Set task = Go on with the blog post on disability access lawsuits in rental housing, starting right after its last line.

Page extract =
-*-*-
Latest on the Blog

Follow Us On:

2007-07-18 08:24:00

Fair Housing Issues: Disability Access Lawsuits Are on the Rise

Now is the time to be proactive about accessibility issues for the disabled on commercial or residential rental properties! The number of lawsuits being brought against owners and property managers has risen to a level that is receiving national attention. In recent years, accessibility lawsuits have focused primarily on large public venues such as recreation and shopping areas. Lately, however, the rental housing industry has become a target of these lawsuits as well.

These cases are expensive and time-consuming to defend, even if the defense is successful. Therefore, good business planning involves attempts to reduce the risk that a suit will be filed in the first place. It is seldom worth the plaintiff's effort to sue when there is clearly no legal basis for a suit. Even so-called "nuisance" lawsuits, which are designed primarily to make the defendant pay to settle (rather than actually create access) usually have some type of non-compliance issue to cite. Knowledge is the key to avoiding non-compliance.

There are several laws that deal with disabled access to real property. This article is in-tended only as an overview to address, in general terms, the requirements in commercial and conventional rental housing. It does not address individual disability accommodations or subsidized housing requirements.

The Americans with Disabilities Act (ADA) is commonly used as the generic name for disability issues (like the brand name Kleenex® is often used to mean facial tissue). The ADA only applies to one portion of rental properties -- the areas to which the public is invited. The federal Fair Housing Act (as well as other Federal, state and local laws) applies to accessibility in the private common areas of the property and the individual rental units. The following list of "Do's and Don'ts" may help reduce your risk of monetary liability for access issues:

  • Don't Assume.
-*-*-
[Page element annotations]
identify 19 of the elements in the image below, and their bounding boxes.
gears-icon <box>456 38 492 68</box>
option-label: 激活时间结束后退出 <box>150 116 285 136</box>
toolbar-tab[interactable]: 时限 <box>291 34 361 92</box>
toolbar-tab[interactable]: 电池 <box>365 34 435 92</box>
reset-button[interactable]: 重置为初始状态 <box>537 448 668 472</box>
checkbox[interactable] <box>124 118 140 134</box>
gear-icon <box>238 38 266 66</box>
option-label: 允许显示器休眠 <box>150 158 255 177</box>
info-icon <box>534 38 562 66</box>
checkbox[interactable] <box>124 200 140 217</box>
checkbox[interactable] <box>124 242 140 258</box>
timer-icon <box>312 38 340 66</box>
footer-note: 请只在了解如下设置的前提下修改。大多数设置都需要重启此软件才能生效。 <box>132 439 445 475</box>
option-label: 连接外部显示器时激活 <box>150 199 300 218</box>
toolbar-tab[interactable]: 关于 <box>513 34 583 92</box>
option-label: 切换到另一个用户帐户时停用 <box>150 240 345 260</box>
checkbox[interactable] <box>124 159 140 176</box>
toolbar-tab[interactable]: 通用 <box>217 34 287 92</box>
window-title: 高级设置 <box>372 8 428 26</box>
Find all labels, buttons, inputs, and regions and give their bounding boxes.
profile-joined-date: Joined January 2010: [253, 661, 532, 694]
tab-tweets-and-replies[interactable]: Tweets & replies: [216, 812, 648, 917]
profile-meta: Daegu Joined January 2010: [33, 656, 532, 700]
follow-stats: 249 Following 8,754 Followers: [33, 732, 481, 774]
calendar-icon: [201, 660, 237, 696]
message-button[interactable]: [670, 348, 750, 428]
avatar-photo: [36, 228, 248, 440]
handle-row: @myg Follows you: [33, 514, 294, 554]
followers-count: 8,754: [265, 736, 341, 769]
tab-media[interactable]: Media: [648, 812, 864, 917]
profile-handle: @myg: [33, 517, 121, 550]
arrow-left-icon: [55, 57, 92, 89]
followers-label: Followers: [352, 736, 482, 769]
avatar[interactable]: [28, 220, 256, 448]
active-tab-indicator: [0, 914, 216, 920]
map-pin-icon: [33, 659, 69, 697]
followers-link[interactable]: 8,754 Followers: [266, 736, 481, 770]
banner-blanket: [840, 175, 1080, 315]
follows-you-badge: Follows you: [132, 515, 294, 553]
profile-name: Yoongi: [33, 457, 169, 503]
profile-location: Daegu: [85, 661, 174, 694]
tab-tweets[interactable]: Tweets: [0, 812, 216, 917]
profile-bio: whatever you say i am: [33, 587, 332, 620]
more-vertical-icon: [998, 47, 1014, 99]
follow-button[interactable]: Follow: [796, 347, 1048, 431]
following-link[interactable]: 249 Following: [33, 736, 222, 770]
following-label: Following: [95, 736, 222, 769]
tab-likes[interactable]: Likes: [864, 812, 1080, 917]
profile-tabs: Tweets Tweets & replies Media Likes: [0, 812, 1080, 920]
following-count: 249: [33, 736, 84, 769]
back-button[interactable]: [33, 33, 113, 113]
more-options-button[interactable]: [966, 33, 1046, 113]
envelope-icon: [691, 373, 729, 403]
-*-*-
Task output =
ADA: The ADA was enacted in 1990. Many owners and managers of residential and commercial rental property assume that if their buildings pre-date the passage of the law, they are "grandfathered in" and need not comply with the ADA. That is an incorrect assumption and has proved to be costly for uninformed landlords. All areas of a property to which the public is invited need to be accessible to the extent that access is "technically feasible" and "readily achievable." The public areas of properties even include the rental office (or residential manager's unit) in properties with 16 units or more (which must have an agent of the owner on-site). Remember that in a lawsuit, feasibility and achievability will be determined by a judge or jury, so be prepared to defend whatever position you take!

Fair Housing Act: For residential property, the Fair Housing Act (FHA) established construction guidelines to provide access to common areas and dwelling units. Those guidelines became applicable in early 1991. Unlike the ADA, if a rental property was built prior to the application of the accessibility requirements, the property might not have to be brought into compliance. But don't assume that there is nothing to be done just because of the date of construction.

  • Don't Procrastinate.

Accessibility lawsuits are sometimes called "drive-by" cases because they can be filed with little investigation and no notice. A potential plaintiff can simply pass by the property or visit it briefly and cite suspected violations, Consequently, every day is a new opportunity for a drive-by to occur. If you wait to take steps to be sure the property is compliant, tomorrow may be too late.

  • Do Evaluate.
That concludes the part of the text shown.